DATA SUPPLIED >>
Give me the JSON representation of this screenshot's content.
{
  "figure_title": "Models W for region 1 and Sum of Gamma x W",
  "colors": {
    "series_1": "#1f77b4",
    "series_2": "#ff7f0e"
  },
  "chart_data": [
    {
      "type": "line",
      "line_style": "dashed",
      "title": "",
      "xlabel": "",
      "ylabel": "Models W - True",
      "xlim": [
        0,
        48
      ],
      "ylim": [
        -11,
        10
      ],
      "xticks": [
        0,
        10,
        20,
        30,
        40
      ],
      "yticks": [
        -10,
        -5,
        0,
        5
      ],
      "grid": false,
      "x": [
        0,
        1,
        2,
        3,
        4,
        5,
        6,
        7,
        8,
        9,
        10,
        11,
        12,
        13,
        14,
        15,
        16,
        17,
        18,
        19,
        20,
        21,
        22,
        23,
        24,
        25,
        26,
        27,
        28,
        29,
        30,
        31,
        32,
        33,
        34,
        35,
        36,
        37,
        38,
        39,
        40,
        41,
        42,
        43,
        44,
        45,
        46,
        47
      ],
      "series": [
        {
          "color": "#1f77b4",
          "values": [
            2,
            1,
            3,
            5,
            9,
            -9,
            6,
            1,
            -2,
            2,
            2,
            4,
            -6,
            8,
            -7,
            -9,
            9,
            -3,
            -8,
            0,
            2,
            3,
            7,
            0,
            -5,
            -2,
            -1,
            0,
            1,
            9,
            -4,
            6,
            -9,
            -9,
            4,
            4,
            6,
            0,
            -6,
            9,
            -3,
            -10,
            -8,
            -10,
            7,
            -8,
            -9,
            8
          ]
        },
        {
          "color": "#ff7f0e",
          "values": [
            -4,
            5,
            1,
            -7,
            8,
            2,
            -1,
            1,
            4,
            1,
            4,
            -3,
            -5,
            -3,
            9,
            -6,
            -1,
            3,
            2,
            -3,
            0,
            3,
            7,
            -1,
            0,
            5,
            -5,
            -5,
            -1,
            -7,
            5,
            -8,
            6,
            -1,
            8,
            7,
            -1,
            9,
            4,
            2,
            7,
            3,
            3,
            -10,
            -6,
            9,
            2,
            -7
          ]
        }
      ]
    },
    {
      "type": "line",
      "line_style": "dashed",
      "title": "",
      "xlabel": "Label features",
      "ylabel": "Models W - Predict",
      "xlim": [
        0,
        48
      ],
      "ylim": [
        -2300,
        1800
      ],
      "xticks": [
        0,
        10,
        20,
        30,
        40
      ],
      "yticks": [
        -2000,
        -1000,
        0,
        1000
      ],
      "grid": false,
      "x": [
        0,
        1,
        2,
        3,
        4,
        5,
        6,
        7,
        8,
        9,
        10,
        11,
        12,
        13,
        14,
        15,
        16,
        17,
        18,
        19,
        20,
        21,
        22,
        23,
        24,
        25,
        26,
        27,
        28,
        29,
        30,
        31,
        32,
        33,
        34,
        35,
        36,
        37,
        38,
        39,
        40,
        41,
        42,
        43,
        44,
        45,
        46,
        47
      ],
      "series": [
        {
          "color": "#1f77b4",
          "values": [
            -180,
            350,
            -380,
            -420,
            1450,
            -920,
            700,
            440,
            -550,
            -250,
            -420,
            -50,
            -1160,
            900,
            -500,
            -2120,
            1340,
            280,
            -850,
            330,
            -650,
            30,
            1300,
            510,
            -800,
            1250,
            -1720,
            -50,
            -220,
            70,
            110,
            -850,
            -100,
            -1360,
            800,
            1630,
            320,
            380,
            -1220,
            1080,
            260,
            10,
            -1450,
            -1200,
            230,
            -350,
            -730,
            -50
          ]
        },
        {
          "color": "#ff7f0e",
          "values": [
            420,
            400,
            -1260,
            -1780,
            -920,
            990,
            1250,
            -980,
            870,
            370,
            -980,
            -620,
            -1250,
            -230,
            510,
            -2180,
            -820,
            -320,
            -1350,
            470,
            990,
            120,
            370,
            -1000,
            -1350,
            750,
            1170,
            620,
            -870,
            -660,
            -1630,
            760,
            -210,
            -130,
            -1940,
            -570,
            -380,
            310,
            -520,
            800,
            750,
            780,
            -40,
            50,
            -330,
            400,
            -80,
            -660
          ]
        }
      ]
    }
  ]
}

TASK TO CARRY OUT >> Restate all of the entries above precisely.

RESPONSE FOR THIS EXERCISE >>
Give me the JSON representation of this screenshot's content.
{
  "figure_title": "Models W for region 1 and Sum of Gamma x W",
  "colors": {
    "series_1": "#1f77b4",
    "series_2": "#ff7f0e"
  },
  "chart_data": [
    {
      "type": "line",
      "line_style": "dashed",
      "title": "",
      "xlabel": "",
      "ylabel": "Models W - True",
      "xlim": [
        0,
        48
      ],
      "ylim": [
        -11,
        10
      ],
      "xticks": [
        0,
        10,
        20,
        30,
        40
      ],
      "yticks": [
        -10,
        -5,
        0,
        5
      ],
      "grid": false,
      "x": [
        0,
        1,
        2,
        3,
        4,
        5,
        6,
        7,
        8,
        9,
        10,
        11,
        12,
        13,
        14,
        15,
        16,
        17,
        18,
        19,
        20,
        21,
        22,
        23,
        24,
        25,
        26,
        27,
        28,
        29,
        30,
        31,
        32,
        33,
        34,
        35,
        36,
        37,
        38,
        39,
        40,
        41,
        42,
        43,
        44,
        45,
        46,
        47
      ],
      "series": [
        {
          "color": "#1f77b4",
          "values": [
            2,
            1,
            3,
            5,
            9,
            -9,
            6,
            1,
            -2,
            2,
            2,
            4,
            -6,
            8,
            -7,
            -9,
            9,
            -3,
            -8,
            0,
            2,
            3,
            7,
            0,
            -5,
            -2,
            -1,
            0,
            1,
            9,
            -4,
            6,
            -9,
            -9,
            4,
            4,
            6,
            0,
            -6,
            9,
            -3,
            -10,
            -8,
            -10,
            7,
            -8,
            -9,
            8
          ]
        },
        {
          "color": "#ff7f0e",
          "values": [
            -4,
            5,
            1,
            -7,
            8,
            2,
            -1,
            1,
            4,
            1,
            4,
            -3,
            -5,
            -3,
            9,
            -6,
            -1,
            3,
            2,
            -3,
            0,
            3,
            7,
            -1,
            0,
            5,
            -5,
            -5,
            -1,
            -7,
            5,
            -8,
            6,
            -1,
            8,
            7,
            -1,
            9,
            4,
            2,
            7,
            3,
            3,
            -10,
            -6,
            9,
            2,
            -7
          ]
        }
      ]
    },
    {
      "type": "line",
      "line_style": "dashed",
      "title": "",
      "xlabel": "Label features",
      "ylabel": "Models W - Predict",
      "xlim": [
        0,
        48
      ],
      "ylim": [
        -2300,
        1800
      ],
      "xticks": [
        0,
        10,
        20,
        30,
        40
      ],
      "yticks": [
        -2000,
        -1000,
        0,
        1000
      ],
      "grid": false,
      "x": [
        0,
        1,
        2,
        3,
        4,
        5,
        6,
        7,
        8,
        9,
        10,
        11,
        12,
        13,
        14,
        15,
        16,
        17,
        18,
        19,
        20,
        21,
        22,
        23,
        24,
        25,
        26,
        27,
        28,
        29,
        30,
        31,
        32,
        33,
        34,
        35,
        36,
        37,
        38,
        39,
        40,
        41,
        42,
        43,
        44,
        45,
        46,
        47
      ],
      "series": [
        {
          "color": "#1f77b4",
          "values": [
            -180,
            350,
            -380,
            -420,
            1450,
            -920,
            700,
            440,
            -550,
            -250,
            -420,
            -50,
            -1160,
            900,
            -500,
            -2120,
            1340,
            280,
            -850,
            330,
            -650,
            30,
            1300,
            510,
            -800,
            1250,
            -1720,
            -50,
            -220,
            70,
            110,
            -850,
            -100,
            -1360,
            800,
            1630,
            320,
            380,
            -1220,
            1080,
            260,
            10,
            -1450,
            -1200,
            230,
            -350,
            -730,
            -50
          ]
        },
        {
          "color": "#ff7f0e",
          "values": [
            420,
            400,
            -1260,
            -1780,
            -920,
            990,
            1250,
            -980,
            870,
            370,
            -980,
            -620,
            -1250,
            -230,
            510,
            -2180,
            -820,
            -320,
            -1350,
            470,
            990,
            120,
            370,
            -1000,
            -1350,
            750,
            1170,
            620,
            -870,
            -660,
            -1630,
            760,
            -210,
            -130,
            -1940,
            -570,
            -380,
            310,
            -520,
            800,
            750,
            780,
            -40,
            50,
            -330,
            400,
            -80,
            -660
          ]
        }
      ]
    }
  ]
}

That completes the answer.